(Dataset excerpt)
************

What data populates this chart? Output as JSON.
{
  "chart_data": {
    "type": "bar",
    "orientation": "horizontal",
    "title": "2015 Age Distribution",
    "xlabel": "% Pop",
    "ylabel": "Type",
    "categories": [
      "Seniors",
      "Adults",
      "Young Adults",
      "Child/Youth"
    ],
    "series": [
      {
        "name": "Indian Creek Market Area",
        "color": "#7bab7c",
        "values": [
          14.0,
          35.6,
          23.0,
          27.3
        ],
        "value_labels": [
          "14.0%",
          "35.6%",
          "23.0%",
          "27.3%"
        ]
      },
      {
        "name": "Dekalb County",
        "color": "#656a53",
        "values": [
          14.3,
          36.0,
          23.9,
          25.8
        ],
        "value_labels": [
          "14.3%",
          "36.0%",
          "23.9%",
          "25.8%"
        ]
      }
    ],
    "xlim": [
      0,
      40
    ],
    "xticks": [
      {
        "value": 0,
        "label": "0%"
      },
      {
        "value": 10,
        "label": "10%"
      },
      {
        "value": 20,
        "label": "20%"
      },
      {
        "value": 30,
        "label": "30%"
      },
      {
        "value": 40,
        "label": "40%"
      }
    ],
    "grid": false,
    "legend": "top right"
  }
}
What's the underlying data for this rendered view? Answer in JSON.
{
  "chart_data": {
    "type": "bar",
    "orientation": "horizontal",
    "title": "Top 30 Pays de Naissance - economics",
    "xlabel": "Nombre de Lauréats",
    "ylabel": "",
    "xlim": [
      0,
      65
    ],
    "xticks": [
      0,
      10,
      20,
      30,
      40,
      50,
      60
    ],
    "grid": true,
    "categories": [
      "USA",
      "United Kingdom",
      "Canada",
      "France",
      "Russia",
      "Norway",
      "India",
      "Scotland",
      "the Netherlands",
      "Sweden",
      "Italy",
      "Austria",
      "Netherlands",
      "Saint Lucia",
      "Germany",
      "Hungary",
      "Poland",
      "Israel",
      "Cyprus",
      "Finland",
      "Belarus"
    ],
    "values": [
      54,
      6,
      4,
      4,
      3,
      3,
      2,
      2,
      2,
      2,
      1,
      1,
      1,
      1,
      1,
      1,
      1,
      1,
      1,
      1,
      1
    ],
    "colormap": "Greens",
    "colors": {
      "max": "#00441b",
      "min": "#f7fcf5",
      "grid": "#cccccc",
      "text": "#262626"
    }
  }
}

************

AIM OF THE EXERCISE:
Tally every line of the data that holds the word "title" and write the count alone.

CORRECT RESPONSE:
2